▶ **WHAT IS NEEDED**: List each line of the data in which the string "JSON" appears.
Start of MATERIAL PROVIDED
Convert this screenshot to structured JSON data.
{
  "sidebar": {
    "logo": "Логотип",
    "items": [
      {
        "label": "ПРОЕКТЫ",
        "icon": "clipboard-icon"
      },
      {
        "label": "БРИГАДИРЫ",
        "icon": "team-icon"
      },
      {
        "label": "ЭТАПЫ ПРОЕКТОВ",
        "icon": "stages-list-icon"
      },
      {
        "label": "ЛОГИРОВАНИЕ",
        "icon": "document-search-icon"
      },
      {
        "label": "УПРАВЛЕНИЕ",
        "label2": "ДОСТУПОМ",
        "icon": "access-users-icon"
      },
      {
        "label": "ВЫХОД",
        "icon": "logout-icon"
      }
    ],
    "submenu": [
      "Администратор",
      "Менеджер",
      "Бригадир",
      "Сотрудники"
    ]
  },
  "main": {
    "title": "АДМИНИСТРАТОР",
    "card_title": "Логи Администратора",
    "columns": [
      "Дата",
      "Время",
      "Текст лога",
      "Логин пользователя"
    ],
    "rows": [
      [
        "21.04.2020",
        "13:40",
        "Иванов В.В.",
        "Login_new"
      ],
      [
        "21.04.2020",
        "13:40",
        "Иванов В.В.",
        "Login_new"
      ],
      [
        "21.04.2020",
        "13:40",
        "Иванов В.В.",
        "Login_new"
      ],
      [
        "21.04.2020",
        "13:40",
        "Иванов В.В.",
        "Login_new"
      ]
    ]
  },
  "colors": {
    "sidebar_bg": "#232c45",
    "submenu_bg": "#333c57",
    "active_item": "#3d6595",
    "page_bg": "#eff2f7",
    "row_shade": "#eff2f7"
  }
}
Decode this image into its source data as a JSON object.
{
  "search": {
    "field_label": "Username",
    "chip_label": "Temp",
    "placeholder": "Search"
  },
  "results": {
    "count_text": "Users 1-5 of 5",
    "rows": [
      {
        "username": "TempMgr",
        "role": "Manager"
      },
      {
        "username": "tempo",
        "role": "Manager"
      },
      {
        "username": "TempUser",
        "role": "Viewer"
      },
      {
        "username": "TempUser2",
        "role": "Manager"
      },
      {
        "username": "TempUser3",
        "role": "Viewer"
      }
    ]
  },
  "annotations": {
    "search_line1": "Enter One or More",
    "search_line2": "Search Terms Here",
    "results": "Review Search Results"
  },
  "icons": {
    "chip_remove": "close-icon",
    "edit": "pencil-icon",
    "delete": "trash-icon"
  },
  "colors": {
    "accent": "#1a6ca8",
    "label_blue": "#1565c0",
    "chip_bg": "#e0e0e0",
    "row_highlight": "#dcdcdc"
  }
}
End of MATERIAL PROVIDED
▶ **THE SOLUTION**:
Convert this screenshot to structured JSON data.
Decode this image into its source data as a JSON object.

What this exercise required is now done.